> [Exercise requirements] Work through the data and report how many lines include the string "Specific", giving the number alone.

> [Material for this task]
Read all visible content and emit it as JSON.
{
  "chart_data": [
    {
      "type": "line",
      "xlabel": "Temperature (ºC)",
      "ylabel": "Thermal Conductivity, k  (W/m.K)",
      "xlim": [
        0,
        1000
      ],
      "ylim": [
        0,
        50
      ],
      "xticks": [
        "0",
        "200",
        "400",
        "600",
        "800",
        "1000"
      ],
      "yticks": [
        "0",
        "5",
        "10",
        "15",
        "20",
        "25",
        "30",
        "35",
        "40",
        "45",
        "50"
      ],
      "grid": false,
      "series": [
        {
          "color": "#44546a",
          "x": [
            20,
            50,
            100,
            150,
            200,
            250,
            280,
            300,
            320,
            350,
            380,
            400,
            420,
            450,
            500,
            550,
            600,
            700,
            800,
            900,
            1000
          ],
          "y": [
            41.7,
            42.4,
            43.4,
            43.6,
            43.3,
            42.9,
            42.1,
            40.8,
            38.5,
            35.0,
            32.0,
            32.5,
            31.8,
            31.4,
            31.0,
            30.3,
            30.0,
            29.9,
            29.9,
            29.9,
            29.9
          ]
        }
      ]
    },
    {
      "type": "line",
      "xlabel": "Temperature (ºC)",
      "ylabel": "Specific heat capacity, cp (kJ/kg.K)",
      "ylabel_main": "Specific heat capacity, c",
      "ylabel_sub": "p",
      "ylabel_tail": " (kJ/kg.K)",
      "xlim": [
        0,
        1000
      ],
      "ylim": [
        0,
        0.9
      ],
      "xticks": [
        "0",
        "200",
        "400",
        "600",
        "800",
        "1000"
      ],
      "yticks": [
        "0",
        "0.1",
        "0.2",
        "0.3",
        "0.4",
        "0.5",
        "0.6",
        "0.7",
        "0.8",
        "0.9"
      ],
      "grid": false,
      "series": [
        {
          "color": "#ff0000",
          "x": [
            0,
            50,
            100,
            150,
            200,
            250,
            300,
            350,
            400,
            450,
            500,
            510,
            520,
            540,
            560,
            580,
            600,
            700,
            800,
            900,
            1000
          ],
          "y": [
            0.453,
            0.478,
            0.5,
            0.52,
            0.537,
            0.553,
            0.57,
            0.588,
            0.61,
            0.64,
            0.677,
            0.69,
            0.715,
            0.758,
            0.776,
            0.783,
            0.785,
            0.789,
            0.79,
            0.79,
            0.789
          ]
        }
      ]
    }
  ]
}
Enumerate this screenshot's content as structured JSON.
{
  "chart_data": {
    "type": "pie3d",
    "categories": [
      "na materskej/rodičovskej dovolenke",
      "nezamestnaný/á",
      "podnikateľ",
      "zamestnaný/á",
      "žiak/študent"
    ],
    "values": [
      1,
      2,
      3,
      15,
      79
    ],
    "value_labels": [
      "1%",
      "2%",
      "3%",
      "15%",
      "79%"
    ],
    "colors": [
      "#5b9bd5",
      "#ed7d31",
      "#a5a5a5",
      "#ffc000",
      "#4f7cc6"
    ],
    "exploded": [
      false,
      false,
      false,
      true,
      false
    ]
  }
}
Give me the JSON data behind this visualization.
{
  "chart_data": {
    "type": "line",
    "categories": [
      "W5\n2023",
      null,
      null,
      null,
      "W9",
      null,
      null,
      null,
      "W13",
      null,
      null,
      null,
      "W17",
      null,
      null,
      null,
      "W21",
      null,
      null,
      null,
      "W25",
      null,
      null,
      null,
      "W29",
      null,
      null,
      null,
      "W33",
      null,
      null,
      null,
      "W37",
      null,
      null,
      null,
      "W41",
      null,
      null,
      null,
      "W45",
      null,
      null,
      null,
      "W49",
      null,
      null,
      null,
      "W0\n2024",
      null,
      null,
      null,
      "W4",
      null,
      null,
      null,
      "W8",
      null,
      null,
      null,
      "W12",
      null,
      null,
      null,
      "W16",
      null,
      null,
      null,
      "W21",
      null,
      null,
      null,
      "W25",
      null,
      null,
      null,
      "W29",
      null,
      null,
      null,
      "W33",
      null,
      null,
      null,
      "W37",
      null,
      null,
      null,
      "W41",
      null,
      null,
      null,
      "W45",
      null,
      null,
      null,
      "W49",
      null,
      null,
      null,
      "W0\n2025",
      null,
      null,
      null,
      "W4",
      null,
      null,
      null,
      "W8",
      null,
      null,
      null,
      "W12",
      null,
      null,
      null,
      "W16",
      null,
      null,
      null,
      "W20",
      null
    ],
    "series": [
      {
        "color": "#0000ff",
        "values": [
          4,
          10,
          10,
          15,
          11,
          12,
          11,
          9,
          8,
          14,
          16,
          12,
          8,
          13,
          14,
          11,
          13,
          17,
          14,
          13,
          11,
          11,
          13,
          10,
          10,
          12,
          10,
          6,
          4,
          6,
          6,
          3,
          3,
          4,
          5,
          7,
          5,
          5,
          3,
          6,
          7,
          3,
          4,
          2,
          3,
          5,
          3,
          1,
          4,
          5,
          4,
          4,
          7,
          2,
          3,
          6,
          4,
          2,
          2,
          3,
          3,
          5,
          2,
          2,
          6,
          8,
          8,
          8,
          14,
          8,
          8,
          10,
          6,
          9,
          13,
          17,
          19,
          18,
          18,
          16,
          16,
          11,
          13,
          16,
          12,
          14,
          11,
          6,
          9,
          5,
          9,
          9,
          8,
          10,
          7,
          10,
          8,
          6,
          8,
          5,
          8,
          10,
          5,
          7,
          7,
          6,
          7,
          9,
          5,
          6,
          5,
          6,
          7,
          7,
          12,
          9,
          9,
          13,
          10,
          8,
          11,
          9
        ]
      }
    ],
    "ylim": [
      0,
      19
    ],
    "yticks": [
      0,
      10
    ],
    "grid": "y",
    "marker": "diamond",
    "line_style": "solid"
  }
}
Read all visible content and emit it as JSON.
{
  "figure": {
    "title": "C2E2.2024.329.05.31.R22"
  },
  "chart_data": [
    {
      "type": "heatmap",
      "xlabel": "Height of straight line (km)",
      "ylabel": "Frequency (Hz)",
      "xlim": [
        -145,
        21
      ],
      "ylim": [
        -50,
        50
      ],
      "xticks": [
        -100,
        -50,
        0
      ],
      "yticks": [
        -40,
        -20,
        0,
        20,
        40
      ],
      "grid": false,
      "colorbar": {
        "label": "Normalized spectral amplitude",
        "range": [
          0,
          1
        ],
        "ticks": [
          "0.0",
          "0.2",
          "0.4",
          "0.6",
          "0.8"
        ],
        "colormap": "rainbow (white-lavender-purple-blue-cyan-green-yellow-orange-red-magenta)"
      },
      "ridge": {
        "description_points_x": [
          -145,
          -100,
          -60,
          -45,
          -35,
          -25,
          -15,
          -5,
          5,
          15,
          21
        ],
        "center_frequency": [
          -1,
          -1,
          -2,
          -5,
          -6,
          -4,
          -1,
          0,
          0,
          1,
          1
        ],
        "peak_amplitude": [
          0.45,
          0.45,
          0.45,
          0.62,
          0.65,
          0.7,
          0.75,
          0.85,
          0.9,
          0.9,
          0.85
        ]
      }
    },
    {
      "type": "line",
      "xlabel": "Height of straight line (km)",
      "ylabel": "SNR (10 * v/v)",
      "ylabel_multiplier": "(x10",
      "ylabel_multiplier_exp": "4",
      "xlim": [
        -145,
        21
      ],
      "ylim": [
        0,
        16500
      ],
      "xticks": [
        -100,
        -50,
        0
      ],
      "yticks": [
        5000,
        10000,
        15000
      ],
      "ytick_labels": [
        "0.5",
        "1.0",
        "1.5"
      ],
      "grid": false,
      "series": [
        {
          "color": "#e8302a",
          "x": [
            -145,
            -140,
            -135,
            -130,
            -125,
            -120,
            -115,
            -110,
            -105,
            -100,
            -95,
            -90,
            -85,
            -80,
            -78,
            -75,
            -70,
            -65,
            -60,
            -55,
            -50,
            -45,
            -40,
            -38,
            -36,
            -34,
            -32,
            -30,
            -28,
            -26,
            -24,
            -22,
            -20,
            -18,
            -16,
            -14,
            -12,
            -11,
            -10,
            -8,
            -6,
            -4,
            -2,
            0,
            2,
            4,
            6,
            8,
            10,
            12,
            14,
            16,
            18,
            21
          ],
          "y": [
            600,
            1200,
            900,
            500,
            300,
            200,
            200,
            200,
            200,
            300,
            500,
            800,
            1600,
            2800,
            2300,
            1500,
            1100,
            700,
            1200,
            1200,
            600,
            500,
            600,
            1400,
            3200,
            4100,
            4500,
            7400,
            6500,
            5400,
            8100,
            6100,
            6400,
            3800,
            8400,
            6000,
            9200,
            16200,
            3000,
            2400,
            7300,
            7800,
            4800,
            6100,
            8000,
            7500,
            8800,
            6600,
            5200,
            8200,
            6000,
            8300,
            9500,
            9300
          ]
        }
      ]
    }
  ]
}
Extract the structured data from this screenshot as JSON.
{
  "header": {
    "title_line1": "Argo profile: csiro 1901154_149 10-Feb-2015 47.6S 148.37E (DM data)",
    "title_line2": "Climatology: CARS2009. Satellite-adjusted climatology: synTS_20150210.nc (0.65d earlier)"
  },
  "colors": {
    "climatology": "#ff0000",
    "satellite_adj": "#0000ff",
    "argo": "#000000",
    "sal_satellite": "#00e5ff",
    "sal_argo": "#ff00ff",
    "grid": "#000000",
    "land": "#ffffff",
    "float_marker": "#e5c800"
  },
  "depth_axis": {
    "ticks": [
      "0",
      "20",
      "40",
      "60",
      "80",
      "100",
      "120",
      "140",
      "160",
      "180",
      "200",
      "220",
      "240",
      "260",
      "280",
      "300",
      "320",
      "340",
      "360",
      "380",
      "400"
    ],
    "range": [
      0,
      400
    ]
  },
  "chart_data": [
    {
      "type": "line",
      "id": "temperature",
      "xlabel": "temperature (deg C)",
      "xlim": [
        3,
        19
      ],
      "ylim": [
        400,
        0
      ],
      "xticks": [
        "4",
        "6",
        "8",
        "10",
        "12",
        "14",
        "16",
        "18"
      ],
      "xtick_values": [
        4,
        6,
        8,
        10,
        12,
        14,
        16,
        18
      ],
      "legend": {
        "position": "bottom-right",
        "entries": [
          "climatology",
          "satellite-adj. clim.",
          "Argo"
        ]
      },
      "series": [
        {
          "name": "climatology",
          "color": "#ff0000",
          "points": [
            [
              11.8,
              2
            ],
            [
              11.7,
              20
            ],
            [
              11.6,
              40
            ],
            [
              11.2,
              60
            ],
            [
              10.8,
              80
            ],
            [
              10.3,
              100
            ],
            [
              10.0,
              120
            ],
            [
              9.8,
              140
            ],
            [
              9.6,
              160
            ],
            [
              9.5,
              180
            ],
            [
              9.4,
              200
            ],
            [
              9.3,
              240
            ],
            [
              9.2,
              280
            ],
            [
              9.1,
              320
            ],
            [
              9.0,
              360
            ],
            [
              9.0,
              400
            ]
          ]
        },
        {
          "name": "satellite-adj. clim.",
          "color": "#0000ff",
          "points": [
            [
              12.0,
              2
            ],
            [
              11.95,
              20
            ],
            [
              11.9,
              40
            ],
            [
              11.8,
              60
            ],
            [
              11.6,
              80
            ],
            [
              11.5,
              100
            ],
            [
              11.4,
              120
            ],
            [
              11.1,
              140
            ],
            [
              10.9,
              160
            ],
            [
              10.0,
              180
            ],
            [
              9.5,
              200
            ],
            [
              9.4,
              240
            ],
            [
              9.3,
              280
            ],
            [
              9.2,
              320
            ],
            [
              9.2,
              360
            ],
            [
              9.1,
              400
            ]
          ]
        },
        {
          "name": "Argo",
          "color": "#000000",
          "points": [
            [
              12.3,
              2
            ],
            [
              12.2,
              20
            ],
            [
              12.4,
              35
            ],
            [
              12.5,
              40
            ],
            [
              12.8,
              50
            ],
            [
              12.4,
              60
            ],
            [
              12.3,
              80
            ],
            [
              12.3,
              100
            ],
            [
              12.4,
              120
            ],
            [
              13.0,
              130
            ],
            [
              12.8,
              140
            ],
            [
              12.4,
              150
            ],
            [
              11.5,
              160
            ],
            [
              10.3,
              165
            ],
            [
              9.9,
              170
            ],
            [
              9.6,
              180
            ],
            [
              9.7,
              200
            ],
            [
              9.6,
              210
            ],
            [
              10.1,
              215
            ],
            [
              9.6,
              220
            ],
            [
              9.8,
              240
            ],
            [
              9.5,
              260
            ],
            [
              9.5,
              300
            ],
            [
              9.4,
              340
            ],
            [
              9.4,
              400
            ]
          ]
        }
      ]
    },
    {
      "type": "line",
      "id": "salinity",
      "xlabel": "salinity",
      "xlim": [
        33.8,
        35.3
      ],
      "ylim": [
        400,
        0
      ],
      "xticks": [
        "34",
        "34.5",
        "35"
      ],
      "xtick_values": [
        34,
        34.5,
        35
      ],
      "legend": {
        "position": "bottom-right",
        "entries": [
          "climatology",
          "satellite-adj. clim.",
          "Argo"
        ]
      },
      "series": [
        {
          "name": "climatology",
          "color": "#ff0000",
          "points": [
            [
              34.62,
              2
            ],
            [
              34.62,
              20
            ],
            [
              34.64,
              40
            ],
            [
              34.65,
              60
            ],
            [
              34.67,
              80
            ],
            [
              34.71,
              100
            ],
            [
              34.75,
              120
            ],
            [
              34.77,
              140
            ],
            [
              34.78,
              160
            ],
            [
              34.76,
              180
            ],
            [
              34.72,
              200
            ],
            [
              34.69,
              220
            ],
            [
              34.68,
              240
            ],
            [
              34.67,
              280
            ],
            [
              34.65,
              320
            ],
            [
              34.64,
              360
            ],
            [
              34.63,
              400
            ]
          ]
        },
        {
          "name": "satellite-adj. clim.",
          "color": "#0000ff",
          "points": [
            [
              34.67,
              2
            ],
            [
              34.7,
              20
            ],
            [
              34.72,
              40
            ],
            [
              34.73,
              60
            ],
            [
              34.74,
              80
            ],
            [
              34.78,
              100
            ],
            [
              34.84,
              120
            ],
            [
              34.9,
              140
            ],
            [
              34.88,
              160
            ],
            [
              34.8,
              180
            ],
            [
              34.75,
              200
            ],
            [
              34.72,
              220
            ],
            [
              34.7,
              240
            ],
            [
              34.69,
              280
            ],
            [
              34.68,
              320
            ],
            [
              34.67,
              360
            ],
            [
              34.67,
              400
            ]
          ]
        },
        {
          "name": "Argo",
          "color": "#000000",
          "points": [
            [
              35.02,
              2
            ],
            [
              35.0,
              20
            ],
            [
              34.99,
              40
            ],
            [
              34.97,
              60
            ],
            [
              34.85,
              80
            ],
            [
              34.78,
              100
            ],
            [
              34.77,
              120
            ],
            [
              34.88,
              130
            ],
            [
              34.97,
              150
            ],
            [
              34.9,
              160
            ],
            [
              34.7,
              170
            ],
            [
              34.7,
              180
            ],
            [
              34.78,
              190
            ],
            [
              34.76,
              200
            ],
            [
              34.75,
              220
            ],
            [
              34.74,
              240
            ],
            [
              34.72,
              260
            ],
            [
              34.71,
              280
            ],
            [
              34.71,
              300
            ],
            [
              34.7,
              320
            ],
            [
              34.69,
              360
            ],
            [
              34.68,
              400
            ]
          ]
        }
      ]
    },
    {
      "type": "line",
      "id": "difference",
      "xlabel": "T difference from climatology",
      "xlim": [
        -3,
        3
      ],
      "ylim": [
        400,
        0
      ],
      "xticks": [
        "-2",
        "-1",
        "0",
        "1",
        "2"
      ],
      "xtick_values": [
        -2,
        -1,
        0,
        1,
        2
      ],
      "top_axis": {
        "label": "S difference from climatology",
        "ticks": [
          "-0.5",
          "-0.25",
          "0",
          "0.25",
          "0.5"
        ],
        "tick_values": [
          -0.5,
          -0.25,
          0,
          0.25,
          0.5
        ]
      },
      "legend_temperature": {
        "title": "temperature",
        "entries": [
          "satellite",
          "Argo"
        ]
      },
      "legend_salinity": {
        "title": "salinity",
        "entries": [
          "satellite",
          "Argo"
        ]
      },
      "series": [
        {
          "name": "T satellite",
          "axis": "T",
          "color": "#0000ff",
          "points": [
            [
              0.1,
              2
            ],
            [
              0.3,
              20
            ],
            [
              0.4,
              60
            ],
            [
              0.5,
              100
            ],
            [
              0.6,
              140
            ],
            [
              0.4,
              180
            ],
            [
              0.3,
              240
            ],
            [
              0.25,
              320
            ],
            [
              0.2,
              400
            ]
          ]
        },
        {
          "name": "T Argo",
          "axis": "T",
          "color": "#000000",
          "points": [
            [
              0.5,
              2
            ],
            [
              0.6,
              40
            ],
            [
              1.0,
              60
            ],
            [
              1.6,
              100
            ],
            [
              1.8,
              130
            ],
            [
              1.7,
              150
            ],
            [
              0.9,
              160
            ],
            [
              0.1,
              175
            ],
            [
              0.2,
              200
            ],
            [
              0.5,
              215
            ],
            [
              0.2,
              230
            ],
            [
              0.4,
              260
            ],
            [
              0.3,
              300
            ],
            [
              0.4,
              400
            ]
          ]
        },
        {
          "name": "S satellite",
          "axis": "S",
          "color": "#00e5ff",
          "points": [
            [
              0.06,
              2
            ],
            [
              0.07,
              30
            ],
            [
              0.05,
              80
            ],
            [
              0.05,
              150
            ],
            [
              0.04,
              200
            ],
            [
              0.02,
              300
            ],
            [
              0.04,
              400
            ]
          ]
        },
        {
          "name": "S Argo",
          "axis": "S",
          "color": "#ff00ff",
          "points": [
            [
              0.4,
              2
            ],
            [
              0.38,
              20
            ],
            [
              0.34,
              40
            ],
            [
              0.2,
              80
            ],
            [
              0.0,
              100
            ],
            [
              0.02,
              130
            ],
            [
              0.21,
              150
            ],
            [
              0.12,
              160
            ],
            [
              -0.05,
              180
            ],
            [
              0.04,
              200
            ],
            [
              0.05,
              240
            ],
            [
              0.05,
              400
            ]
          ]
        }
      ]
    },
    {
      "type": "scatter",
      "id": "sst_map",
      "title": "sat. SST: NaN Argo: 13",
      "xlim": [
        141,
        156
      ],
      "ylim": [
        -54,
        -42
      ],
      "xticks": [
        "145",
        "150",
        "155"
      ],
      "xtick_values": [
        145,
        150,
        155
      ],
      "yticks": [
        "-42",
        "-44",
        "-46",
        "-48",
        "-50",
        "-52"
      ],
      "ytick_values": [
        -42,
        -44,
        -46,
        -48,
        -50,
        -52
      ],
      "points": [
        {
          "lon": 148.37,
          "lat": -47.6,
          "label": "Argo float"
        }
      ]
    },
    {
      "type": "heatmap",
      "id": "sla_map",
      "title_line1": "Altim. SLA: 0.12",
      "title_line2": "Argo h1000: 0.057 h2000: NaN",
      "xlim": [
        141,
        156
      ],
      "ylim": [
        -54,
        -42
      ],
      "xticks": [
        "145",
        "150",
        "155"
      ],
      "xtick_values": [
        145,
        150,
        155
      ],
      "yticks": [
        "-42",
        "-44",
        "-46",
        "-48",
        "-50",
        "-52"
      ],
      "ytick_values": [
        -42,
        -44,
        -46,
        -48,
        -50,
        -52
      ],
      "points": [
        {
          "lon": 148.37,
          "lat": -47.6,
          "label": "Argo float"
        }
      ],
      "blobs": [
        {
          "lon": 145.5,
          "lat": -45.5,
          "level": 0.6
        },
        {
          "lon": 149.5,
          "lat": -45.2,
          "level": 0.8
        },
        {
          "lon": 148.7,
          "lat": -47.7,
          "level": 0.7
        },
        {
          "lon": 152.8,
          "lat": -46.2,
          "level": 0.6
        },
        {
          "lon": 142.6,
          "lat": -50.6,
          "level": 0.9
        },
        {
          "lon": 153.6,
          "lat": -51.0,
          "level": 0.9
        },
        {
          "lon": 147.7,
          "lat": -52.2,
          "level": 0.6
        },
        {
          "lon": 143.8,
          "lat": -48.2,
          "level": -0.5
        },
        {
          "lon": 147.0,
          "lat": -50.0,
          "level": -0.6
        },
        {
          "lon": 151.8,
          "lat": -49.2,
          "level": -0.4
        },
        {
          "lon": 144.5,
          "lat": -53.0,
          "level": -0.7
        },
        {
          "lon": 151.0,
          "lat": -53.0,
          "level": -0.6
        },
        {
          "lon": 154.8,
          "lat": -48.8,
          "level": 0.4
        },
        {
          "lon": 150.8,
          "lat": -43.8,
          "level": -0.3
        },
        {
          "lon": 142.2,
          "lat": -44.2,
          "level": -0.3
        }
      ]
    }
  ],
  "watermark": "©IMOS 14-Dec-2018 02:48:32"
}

> [Written solution] 2